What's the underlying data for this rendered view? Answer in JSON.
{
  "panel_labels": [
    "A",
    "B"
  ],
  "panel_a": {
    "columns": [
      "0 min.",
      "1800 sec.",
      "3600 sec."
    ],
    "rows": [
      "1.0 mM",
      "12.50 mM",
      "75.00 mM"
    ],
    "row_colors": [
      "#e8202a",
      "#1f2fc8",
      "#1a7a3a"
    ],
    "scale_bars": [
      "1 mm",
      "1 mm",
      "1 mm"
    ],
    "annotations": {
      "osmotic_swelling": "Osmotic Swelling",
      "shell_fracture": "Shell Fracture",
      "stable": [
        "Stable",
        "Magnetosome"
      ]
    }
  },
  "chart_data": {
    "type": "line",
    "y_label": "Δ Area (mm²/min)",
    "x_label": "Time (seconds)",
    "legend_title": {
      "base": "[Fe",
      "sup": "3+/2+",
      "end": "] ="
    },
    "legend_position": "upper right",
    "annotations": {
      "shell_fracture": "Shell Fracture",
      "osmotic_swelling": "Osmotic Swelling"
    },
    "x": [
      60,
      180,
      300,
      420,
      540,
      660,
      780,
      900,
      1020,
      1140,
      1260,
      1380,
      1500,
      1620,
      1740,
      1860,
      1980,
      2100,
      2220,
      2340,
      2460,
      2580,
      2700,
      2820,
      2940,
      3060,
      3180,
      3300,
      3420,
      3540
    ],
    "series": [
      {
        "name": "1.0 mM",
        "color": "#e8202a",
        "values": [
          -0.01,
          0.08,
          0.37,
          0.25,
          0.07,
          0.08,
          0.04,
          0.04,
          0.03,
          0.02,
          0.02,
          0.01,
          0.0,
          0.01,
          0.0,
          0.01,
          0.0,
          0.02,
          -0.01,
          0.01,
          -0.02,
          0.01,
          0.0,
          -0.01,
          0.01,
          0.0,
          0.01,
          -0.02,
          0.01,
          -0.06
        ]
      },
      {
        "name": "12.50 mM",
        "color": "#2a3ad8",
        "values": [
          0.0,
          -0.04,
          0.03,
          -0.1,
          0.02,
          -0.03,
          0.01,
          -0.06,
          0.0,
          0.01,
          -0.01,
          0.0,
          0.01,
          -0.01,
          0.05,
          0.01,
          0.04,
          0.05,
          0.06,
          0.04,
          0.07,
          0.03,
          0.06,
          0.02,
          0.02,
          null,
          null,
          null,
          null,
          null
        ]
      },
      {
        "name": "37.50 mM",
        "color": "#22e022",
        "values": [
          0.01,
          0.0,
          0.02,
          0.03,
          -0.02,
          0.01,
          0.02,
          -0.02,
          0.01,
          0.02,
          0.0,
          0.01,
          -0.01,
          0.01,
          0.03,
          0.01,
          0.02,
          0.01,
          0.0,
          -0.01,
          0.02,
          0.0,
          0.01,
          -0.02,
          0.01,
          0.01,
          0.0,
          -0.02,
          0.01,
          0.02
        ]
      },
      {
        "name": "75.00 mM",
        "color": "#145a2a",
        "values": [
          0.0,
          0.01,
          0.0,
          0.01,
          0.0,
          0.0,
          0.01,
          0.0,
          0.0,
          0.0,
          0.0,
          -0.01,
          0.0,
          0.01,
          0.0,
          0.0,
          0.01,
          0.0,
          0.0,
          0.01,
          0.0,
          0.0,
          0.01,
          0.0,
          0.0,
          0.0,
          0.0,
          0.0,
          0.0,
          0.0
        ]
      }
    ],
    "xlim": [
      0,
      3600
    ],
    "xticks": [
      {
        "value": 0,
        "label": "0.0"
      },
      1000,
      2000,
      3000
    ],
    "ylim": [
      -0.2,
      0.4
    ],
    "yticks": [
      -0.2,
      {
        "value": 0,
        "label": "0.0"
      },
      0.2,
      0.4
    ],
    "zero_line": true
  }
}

Exercise task: Retype the listing exactly, in full.

Output of the task:
What's the underlying data for this rendered view? Answer in JSON.
{
  "panel_labels": [
    "A",
    "B"
  ],
  "panel_a": {
    "columns": [
      "0 min.",
      "1800 sec.",
      "3600 sec."
    ],
    "rows": [
      "1.0 mM",
      "12.50 mM",
      "75.00 mM"
    ],
    "row_colors": [
      "#e8202a",
      "#1f2fc8",
      "#1a7a3a"
    ],
    "scale_bars": [
      "1 mm",
      "1 mm",
      "1 mm"
    ],
    "annotations": {
      "osmotic_swelling": "Osmotic Swelling",
      "shell_fracture": "Shell Fracture",
      "stable": [
        "Stable",
        "Magnetosome"
      ]
    }
  },
  "chart_data": {
    "type": "line",
    "y_label": "Δ Area (mm²/min)",
    "x_label": "Time (seconds)",
    "legend_title": {
      "base": "[Fe",
      "sup": "3+/2+",
      "end": "] ="
    },
    "legend_position": "upper right",
    "annotations": {
      "shell_fracture": "Shell Fracture",
      "osmotic_swelling": "Osmotic Swelling"
    },
    "x": [
      60,
      180,
      300,
      420,
      540,
      660,
      780,
      900,
      1020,
      1140,
      1260,
      1380,
      1500,
      1620,
      1740,
      1860,
      1980,
      2100,
      2220,
      2340,
      2460,
      2580,
      2700,
      2820,
      2940,
      3060,
      3180,
      3300,
      3420,
      3540
    ],
    "series": [
      {
        "name": "1.0 mM",
        "color": "#e8202a",
        "values": [
          -0.01,
          0.08,
          0.37,
          0.25,
          0.07,
          0.08,
          0.04,
          0.04,
          0.03,
          0.02,
          0.02,
          0.01,
          0.0,
          0.01,
          0.0,
          0.01,
          0.0,
          0.02,
          -0.01,
          0.01,
          -0.02,
          0.01,
          0.0,
          -0.01,
          0.01,
          0.0,
          0.01,
          -0.02,
          0.01,
          -0.06
        ]
      },
      {
        "name": "12.50 mM",
        "color": "#2a3ad8",
        "values": [
          0.0,
          -0.04,
          0.03,
          -0.1,
          0.02,
          -0.03,
          0.01,
          -0.06,
          0.0,
          0.01,
          -0.01,
          0.0,
          0.01,
          -0.01,
          0.05,
          0.01,
          0.04,
          0.05,
          0.06,
          0.04,
          0.07,
          0.03,
          0.06,
          0.02,
          0.02,
          null,
          null,
          null,
          null,
          null
        ]
      },
      {
        "name": "37.50 mM",
        "color": "#22e022",
        "values": [
          0.01,
          0.0,
          0.02,
          0.03,
          -0.02,
          0.01,
          0.02,
          -0.02,
          0.01,
          0.02,
          0.0,
          0.01,
          -0.01,
          0.01,
          0.03,
          0.01,
          0.02,
          0.01,
          0.0,
          -0.01,
          0.02,
          0.0,
          0.01,
          -0.02,
          0.01,
          0.01,
          0.0,
          -0.02,
          0.01,
          0.02
        ]
      },
      {
        "name": "75.00 mM",
        "color": "#145a2a",
        "values": [
          0.0,
          0.01,
          0.0,
          0.01,
          0.0,
          0.0,
          0.01,
          0.0,
          0.0,
          0.0,
          0.0,
          -0.01,
          0.0,
          0.01,
          0.0,
          0.0,
          0.01,
          0.0,
          0.0,
          0.01,
          0.0,
          0.0,
          0.01,
          0.0,
          0.0,
          0.0,
          0.0,
          0.0,
          0.0,
          0.0
        ]
      }
    ],
    "xlim": [
      0,
      3600
    ],
    "xticks": [
      {
        "value": 0,
        "label": "0.0"
      },
      1000,
      2000,
      3000
    ],
    "ylim": [
      -0.2,
      0.4
    ],
    "yticks": [
      -0.2,
      {
        "value": 0,
        "label": "0.0"
      },
      0.2,
      0.4
    ],
    "zero_line": true
  }
}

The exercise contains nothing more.